# INSTRUCTIONS FOR THE TASK
In the records below, rename "callout" to "balloon" wherever it occurs and leave every other character as it stands.
--- start of DATA RECORDS ---
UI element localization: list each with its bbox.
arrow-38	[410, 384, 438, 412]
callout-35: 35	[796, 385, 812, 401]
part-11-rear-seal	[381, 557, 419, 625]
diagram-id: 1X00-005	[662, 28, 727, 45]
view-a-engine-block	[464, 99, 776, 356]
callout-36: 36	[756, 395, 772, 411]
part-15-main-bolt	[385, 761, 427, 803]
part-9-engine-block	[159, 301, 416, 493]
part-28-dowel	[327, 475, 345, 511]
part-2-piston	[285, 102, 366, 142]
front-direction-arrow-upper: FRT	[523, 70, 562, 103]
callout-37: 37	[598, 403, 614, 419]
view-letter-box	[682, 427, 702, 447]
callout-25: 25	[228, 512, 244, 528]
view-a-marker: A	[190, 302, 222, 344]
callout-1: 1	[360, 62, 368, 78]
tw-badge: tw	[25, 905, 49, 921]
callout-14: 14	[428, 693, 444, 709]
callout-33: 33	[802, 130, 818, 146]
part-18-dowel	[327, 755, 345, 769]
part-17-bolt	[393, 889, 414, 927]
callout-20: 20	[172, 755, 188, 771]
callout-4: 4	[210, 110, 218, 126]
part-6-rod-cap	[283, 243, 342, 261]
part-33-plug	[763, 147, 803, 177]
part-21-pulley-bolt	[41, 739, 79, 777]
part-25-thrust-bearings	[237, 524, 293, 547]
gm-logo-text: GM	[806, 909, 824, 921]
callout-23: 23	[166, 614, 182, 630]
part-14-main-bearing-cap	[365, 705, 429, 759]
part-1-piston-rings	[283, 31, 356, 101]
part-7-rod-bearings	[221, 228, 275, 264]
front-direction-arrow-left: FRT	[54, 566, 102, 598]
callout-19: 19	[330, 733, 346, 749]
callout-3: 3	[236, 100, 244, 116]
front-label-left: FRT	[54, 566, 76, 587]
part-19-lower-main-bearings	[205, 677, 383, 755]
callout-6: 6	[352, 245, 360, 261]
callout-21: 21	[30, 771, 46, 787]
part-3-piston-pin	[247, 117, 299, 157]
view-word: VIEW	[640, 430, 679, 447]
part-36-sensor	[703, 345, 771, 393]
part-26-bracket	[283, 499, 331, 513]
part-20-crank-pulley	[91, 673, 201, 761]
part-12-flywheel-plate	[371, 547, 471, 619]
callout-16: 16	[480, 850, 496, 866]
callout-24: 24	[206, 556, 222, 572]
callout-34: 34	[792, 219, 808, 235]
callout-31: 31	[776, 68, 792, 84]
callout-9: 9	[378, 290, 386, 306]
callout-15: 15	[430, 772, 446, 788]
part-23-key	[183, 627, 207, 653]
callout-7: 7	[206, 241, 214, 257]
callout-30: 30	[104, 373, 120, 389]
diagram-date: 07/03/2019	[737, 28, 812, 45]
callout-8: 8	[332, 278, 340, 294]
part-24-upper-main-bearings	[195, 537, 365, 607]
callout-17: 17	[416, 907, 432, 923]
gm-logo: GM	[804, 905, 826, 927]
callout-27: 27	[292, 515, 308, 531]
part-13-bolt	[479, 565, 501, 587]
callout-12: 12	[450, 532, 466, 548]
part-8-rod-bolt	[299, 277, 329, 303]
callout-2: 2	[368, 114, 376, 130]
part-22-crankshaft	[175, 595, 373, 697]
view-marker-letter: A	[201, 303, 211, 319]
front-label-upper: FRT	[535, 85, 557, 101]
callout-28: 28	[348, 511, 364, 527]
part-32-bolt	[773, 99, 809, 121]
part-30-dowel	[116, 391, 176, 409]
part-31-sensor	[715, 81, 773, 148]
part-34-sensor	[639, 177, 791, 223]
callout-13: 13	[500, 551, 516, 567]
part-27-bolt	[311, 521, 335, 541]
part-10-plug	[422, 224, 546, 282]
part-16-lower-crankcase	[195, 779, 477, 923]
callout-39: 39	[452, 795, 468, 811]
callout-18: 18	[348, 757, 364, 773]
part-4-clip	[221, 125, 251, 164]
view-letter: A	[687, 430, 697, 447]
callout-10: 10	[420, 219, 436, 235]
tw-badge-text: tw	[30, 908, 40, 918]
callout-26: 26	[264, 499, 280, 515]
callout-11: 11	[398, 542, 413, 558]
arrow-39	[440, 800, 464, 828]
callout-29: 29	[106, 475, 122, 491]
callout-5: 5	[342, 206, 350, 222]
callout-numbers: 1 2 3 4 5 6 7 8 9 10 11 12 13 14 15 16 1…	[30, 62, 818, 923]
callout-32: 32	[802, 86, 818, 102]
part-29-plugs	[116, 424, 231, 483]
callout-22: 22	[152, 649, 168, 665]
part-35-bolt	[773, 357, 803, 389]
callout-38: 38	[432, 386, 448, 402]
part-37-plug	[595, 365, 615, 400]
--- end of DATA RECORDS ---
# TASK OUTPUT
UI element localization: list each with its bbox.
arrow-38	[410, 384, 438, 412]
balloon-35: 35	[796, 385, 812, 401]
part-11-rear-seal	[381, 557, 419, 625]
diagram-id: 1X00-005	[662, 28, 727, 45]
view-a-engine-block	[464, 99, 776, 356]
balloon-36: 36	[756, 395, 772, 411]
part-15-main-bolt	[385, 761, 427, 803]
part-9-engine-block	[159, 301, 416, 493]
part-28-dowel	[327, 475, 345, 511]
part-2-piston	[285, 102, 366, 142]
front-direction-arrow-upper: FRT	[523, 70, 562, 103]
balloon-37: 37	[598, 403, 614, 419]
view-letter-box	[682, 427, 702, 447]
balloon-25: 25	[228, 512, 244, 528]
view-a-marker: A	[190, 302, 222, 344]
balloon-1: 1	[360, 62, 368, 78]
tw-badge: tw	[25, 905, 49, 921]
balloon-14: 14	[428, 693, 444, 709]
balloon-33: 33	[802, 130, 818, 146]
part-18-dowel	[327, 755, 345, 769]
part-17-bolt	[393, 889, 414, 927]
balloon-20: 20	[172, 755, 188, 771]
balloon-4: 4	[210, 110, 218, 126]
part-6-rod-cap	[283, 243, 342, 261]
part-33-plug	[763, 147, 803, 177]
part-21-pulley-bolt	[41, 739, 79, 777]
part-25-thrust-bearings	[237, 524, 293, 547]
gm-logo-text: GM	[806, 909, 824, 921]
balloon-23: 23	[166, 614, 182, 630]
part-14-main-bearing-cap	[365, 705, 429, 759]
part-1-piston-rings	[283, 31, 356, 101]
part-7-rod-bearings	[221, 228, 275, 264]
front-direction-arrow-left: FRT	[54, 566, 102, 598]
balloon-19: 19	[330, 733, 346, 749]
balloon-3: 3	[236, 100, 244, 116]
front-label-left: FRT	[54, 566, 76, 587]
part-19-lower-main-bearings	[205, 677, 383, 755]
balloon-6: 6	[352, 245, 360, 261]
balloon-21: 21	[30, 771, 46, 787]
part-3-piston-pin	[247, 117, 299, 157]
view-word: VIEW	[640, 430, 679, 447]
part-36-sensor	[703, 345, 771, 393]
part-26-bracket	[283, 499, 331, 513]
part-20-crank-pulley	[91, 673, 201, 761]
part-12-flywheel-plate	[371, 547, 471, 619]
balloon-16: 16	[480, 850, 496, 866]
balloon-24: 24	[206, 556, 222, 572]
balloon-34: 34	[792, 219, 808, 235]
balloon-31: 31	[776, 68, 792, 84]
balloon-9: 9	[378, 290, 386, 306]
balloon-15: 15	[430, 772, 446, 788]
part-23-key	[183, 627, 207, 653]
balloon-7: 7	[206, 241, 214, 257]
balloon-30: 30	[104, 373, 120, 389]
diagram-date: 07/03/2019	[737, 28, 812, 45]
balloon-8: 8	[332, 278, 340, 294]
part-24-upper-main-bearings	[195, 537, 365, 607]
balloon-17: 17	[416, 907, 432, 923]
gm-logo: GM	[804, 905, 826, 927]
balloon-27: 27	[292, 515, 308, 531]
part-13-bolt	[479, 565, 501, 587]
balloon-12: 12	[450, 532, 466, 548]
part-8-rod-bolt	[299, 277, 329, 303]
balloon-2: 2	[368, 114, 376, 130]
part-22-crankshaft	[175, 595, 373, 697]
view-marker-letter: A	[201, 303, 211, 319]
front-label-upper: FRT	[535, 85, 557, 101]
balloon-28: 28	[348, 511, 364, 527]
part-32-bolt	[773, 99, 809, 121]
part-30-dowel	[116, 391, 176, 409]
part-31-sensor	[715, 81, 773, 148]
part-34-sensor	[639, 177, 791, 223]
balloon-13: 13	[500, 551, 516, 567]
part-27-bolt	[311, 521, 335, 541]
part-10-plug	[422, 224, 546, 282]
part-16-lower-crankcase	[195, 779, 477, 923]
balloon-39: 39	[452, 795, 468, 811]
balloon-18: 18	[348, 757, 364, 773]
part-4-clip	[221, 125, 251, 164]
view-letter: A	[687, 430, 697, 447]
balloon-10: 10	[420, 219, 436, 235]
tw-badge-text: tw	[30, 908, 40, 918]
balloon-26: 26	[264, 499, 280, 515]
balloon-11: 11	[398, 542, 413, 558]
arrow-39	[440, 800, 464, 828]
balloon-29: 29	[106, 475, 122, 491]
balloon-5: 5	[342, 206, 350, 222]
balloon-numbers: 1 2 3 4 5 6 7 8 9 10 11 12 13 14 15 16 1…	[30, 62, 818, 923]
balloon-32: 32	[802, 86, 818, 102]
part-29-plugs	[116, 424, 231, 483]
balloon-22: 22	[152, 649, 168, 665]
part-35-bolt	[773, 357, 803, 389]
balloon-38: 38	[432, 386, 448, 402]
part-37-plug	[595, 365, 615, 400]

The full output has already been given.